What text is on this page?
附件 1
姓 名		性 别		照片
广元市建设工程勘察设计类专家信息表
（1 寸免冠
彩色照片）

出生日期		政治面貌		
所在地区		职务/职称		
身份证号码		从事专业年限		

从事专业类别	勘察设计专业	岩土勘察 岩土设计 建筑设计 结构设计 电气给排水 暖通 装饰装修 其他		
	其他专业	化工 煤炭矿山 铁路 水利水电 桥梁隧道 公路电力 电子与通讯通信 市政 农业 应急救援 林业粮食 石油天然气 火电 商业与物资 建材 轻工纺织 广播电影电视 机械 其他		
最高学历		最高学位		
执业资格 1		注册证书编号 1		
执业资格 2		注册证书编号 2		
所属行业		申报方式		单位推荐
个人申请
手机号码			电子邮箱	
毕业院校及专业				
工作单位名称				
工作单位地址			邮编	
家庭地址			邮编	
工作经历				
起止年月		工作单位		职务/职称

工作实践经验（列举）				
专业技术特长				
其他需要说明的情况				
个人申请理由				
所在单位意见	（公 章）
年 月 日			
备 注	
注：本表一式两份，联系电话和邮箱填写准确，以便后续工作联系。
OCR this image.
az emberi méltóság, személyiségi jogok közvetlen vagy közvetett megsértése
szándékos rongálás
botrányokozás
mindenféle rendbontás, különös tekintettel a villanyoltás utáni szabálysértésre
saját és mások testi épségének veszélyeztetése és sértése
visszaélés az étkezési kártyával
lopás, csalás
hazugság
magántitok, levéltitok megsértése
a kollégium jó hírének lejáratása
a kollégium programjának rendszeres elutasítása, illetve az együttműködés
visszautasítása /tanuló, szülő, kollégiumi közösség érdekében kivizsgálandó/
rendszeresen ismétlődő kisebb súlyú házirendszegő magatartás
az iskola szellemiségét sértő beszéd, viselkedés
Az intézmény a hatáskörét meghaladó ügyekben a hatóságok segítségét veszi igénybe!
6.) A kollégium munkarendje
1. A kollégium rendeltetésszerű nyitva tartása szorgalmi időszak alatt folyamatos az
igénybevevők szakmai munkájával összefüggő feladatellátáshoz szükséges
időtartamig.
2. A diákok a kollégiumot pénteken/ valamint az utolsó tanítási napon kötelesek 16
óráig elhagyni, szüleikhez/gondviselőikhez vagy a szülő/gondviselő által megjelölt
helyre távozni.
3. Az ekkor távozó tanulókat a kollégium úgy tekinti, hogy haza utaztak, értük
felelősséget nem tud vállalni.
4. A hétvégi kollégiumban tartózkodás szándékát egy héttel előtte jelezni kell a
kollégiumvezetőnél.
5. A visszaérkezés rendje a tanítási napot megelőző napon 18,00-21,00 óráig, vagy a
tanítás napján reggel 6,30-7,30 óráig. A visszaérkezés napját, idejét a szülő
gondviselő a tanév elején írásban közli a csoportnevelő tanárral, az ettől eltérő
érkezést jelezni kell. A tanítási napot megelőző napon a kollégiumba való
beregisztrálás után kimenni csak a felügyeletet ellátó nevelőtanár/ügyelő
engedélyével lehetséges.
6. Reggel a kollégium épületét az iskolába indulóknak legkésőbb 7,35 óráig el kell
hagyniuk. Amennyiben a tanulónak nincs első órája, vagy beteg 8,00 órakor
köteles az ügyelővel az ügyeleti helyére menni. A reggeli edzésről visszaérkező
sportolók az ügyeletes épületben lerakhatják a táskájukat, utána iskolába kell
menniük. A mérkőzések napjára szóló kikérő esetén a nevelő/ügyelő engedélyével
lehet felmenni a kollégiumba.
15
■ ■ ■ ■
* **Exercise**
Output all records verbatim.

* **Task response**
What text is on this page?
附件 1
姓 名		性 别		照片
广元市建设工程勘察设计类专家信息表
（1 寸免冠
彩色照片）

出生日期		政治面貌		
所在地区		职务/职称		
身份证号码		从事专业年限		

从事专业类别	勘察设计专业	岩土勘察 岩土设计 建筑设计 结构设计 电气给排水 暖通 装饰装修 其他		
	其他专业	化工 煤炭矿山 铁路 水利水电 桥梁隧道 公路电力 电子与通讯通信 市政 农业 应急救援 林业粮食 石油天然气 火电 商业与物资 建材 轻工纺织 广播电影电视 机械 其他		
最高学历		最高学位		
执业资格 1		注册证书编号 1		
执业资格 2		注册证书编号 2		
所属行业		申报方式		单位推荐
个人申请
手机号码			电子邮箱	
毕业院校及专业				
工作单位名称				
工作单位地址			邮编	
家庭地址			邮编	
工作经历				
起止年月		工作单位		职务/职称

工作实践经验（列举）				
专业技术特长				
其他需要说明的情况				
个人申请理由				
所在单位意见	（公 章）
年 月 日			
备 注	
注：本表一式两份，联系电话和邮箱填写准确，以便后续工作联系。
OCR this image.
az emberi méltóság, személyiségi jogok közvetlen vagy közvetett megsértése
szándékos rongálás
botrányokozás
mindenféle rendbontás, különös tekintettel a villanyoltás utáni szabálysértésre
saját és mások testi épségének veszélyeztetése és sértése
visszaélés az étkezési kártyával
lopás, csalás
hazugság
magántitok, levéltitok megsértése
a kollégium jó hírének lejáratása
a kollégium programjának rendszeres elutasítása, illetve az együttműködés
visszautasítása /tanuló, szülő, kollégiumi közösség érdekében kivizsgálandó/
rendszeresen ismétlődő kisebb súlyú házirendszegő magatartás
az iskola szellemiségét sértő beszéd, viselkedés
Az intézmény a hatáskörét meghaladó ügyekben a hatóságok segítségét veszi igénybe!
6.) A kollégium munkarendje
1. A kollégium rendeltetésszerű nyitva tartása szorgalmi időszak alatt folyamatos az
igénybevevők szakmai munkájával összefüggő feladatellátáshoz szükséges
időtartamig.
2. A diákok a kollégiumot pénteken/ valamint az utolsó tanítási napon kötelesek 16
óráig elhagyni, szüleikhez/gondviselőikhez vagy a szülő/gondviselő által megjelölt
helyre távozni.
3. Az ekkor távozó tanulókat a kollégium úgy tekinti, hogy haza utaztak, értük
felelősséget nem tud vállalni.
4. A hétvégi kollégiumban tartózkodás szándékát egy héttel előtte jelezni kell a
kollégiumvezetőnél.
5. A visszaérkezés rendje a tanítási napot megelőző napon 18,00-21,00 óráig, vagy a
tanítás napján reggel 6,30-7,30 óráig. A visszaérkezés napját, idejét a szülő
gondviselő a tanév elején írásban közli a csoportnevelő tanárral, az ettől eltérő
érkezést jelezni kell. A tanítási napot megelőző napon a kollégiumba való
beregisztrálás után kimenni csak a felügyeletet ellátó nevelőtanár/ügyelő
engedélyével lehetséges.
6. Reggel a kollégium épületét az iskolába indulóknak legkésőbb 7,35 óráig el kell
hagyniuk. Amennyiben a tanulónak nincs első órája, vagy beteg 8,00 órakor
köteles az ügyelővel az ügyeleti helyére menni. A reggeli edzésről visszaérkező
sportolók az ügyeletes épületben lerakhatják a táskájukat, utána iskolába kell
menniük. A mérkőzések napjára szóló kikérő esetén a nevelő/ügyelő engedélyével
lehet felmenni a kollégiumba.
15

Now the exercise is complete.